Work required — Exactly as written, output each record given below.

Given records —
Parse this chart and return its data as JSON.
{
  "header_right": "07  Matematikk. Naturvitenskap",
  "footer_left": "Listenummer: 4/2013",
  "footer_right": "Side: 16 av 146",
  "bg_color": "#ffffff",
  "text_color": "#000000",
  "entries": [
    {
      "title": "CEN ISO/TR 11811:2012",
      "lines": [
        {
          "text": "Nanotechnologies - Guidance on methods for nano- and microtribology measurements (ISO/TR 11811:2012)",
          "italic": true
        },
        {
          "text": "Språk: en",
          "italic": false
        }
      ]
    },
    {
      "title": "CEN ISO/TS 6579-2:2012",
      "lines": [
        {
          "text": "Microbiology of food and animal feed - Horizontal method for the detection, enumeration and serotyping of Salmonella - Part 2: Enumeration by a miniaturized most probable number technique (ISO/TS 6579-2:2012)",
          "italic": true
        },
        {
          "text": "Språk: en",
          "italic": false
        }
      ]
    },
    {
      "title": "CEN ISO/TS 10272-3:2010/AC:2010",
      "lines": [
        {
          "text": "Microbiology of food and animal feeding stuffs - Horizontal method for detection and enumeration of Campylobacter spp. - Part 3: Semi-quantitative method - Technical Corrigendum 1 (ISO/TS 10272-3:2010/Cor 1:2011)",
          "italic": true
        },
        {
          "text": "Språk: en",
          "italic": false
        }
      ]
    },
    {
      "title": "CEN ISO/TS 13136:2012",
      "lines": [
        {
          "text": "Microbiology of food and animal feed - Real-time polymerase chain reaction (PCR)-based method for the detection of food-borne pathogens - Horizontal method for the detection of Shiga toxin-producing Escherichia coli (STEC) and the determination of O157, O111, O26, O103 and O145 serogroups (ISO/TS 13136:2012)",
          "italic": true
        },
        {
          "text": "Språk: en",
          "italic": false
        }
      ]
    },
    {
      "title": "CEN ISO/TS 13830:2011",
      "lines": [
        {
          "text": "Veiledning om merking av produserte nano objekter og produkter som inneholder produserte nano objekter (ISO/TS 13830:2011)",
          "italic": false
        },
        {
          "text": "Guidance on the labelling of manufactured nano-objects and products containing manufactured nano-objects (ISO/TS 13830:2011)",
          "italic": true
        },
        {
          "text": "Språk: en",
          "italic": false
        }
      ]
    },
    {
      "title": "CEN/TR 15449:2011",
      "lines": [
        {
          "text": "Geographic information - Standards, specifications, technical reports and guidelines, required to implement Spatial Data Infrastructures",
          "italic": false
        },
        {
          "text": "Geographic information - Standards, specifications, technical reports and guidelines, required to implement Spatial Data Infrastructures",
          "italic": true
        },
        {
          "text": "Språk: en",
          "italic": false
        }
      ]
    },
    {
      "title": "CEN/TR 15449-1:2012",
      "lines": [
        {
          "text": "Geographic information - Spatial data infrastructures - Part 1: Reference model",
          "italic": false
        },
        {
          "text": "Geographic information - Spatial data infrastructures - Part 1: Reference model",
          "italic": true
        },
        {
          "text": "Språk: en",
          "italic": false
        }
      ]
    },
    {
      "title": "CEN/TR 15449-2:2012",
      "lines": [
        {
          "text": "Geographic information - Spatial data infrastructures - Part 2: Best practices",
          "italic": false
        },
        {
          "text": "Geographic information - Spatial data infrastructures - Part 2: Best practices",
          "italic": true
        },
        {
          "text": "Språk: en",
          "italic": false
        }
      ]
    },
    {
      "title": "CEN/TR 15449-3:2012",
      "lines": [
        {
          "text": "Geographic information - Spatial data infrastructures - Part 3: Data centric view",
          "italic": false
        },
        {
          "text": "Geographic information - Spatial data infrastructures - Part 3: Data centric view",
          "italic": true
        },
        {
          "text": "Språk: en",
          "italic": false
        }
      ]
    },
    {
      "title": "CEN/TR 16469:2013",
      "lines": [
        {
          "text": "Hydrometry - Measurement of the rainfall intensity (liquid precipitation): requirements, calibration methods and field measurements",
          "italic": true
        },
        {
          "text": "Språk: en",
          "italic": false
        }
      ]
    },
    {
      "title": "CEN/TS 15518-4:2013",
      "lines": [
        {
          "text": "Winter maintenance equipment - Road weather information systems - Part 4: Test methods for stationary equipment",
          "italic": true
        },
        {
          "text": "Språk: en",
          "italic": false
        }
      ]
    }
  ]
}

Result for this exercise —
Parse this chart and return its data as JSON.
{
  "header_right": "07  Matematikk. Naturvitenskap",
  "footer_left": "Listenummer: 4/2013",
  "footer_right": "Side: 16 av 146",
  "bg_color": "#ffffff",
  "text_color": "#000000",
  "entries": [
    {
      "title": "CEN ISO/TR 11811:2012",
      "lines": [
        {
          "text": "Nanotechnologies - Guidance on methods for nano- and microtribology measurements (ISO/TR 11811:2012)",
          "italic": true
        },
        {
          "text": "Språk: en",
          "italic": false
        }
      ]
    },
    {
      "title": "CEN ISO/TS 6579-2:2012",
      "lines": [
        {
          "text": "Microbiology of food and animal feed - Horizontal method for the detection, enumeration and serotyping of Salmonella - Part 2: Enumeration by a miniaturized most probable number technique (ISO/TS 6579-2:2012)",
          "italic": true
        },
        {
          "text": "Språk: en",
          "italic": false
        }
      ]
    },
    {
      "title": "CEN ISO/TS 10272-3:2010/AC:2010",
      "lines": [
        {
          "text": "Microbiology of food and animal feeding stuffs - Horizontal method for detection and enumeration of Campylobacter spp. - Part 3: Semi-quantitative method - Technical Corrigendum 1 (ISO/TS 10272-3:2010/Cor 1:2011)",
          "italic": true
        },
        {
          "text": "Språk: en",
          "italic": false
        }
      ]
    },
    {
      "title": "CEN ISO/TS 13136:2012",
      "lines": [
        {
          "text": "Microbiology of food and animal feed - Real-time polymerase chain reaction (PCR)-based method for the detection of food-borne pathogens - Horizontal method for the detection of Shiga toxin-producing Escherichia coli (STEC) and the determination of O157, O111, O26, O103 and O145 serogroups (ISO/TS 13136:2012)",
          "italic": true
        },
        {
          "text": "Språk: en",
          "italic": false
        }
      ]
    },
    {
      "title": "CEN ISO/TS 13830:2011",
      "lines": [
        {
          "text": "Veiledning om merking av produserte nano objekter og produkter som inneholder produserte nano objekter (ISO/TS 13830:2011)",
          "italic": false
        },
        {
          "text": "Guidance on the labelling of manufactured nano-objects and products containing manufactured nano-objects (ISO/TS 13830:2011)",
          "italic": true
        },
        {
          "text": "Språk: en",
          "italic": false
        }
      ]
    },
    {
      "title": "CEN/TR 15449:2011",
      "lines": [
        {
          "text": "Geographic information - Standards, specifications, technical reports and guidelines, required to implement Spatial Data Infrastructures",
          "italic": false
        },
        {
          "text": "Geographic information - Standards, specifications, technical reports and guidelines, required to implement Spatial Data Infrastructures",
          "italic": true
        },
        {
          "text": "Språk: en",
          "italic": false
        }
      ]
    },
    {
      "title": "CEN/TR 15449-1:2012",
      "lines": [
        {
          "text": "Geographic information - Spatial data infrastructures - Part 1: Reference model",
          "italic": false
        },
        {
          "text": "Geographic information - Spatial data infrastructures - Part 1: Reference model",
          "italic": true
        },
        {
          "text": "Språk: en",
          "italic": false
        }
      ]
    },
    {
      "title": "CEN/TR 15449-2:2012",
      "lines": [
        {
          "text": "Geographic information - Spatial data infrastructures - Part 2: Best practices",
          "italic": false
        },
        {
          "text": "Geographic information - Spatial data infrastructures - Part 2: Best practices",
          "italic": true
        },
        {
          "text": "Språk: en",
          "italic": false
        }
      ]
    },
    {
      "title": "CEN/TR 15449-3:2012",
      "lines": [
        {
          "text": "Geographic information - Spatial data infrastructures - Part 3: Data centric view",
          "italic": false
        },
        {
          "text": "Geographic information - Spatial data infrastructures - Part 3: Data centric view",
          "italic": true
        },
        {
          "text": "Språk: en",
          "italic": false
        }
      ]
    },
    {
      "title": "CEN/TR 16469:2013",
      "lines": [
        {
          "text": "Hydrometry - Measurement of the rainfall intensity (liquid precipitation): requirements, calibration methods and field measurements",
          "italic": true
        },
        {
          "text": "Språk: en",
          "italic": false
        }
      ]
    },
    {
      "title": "CEN/TS 15518-4:2013",
      "lines": [
        {
          "text": "Winter maintenance equipment - Road weather information systems - Part 4: Test methods for stationary equipment",
          "italic": true
        },
        {
          "text": "Språk: en",
          "italic": false
        }
      ]
    }
  ]
}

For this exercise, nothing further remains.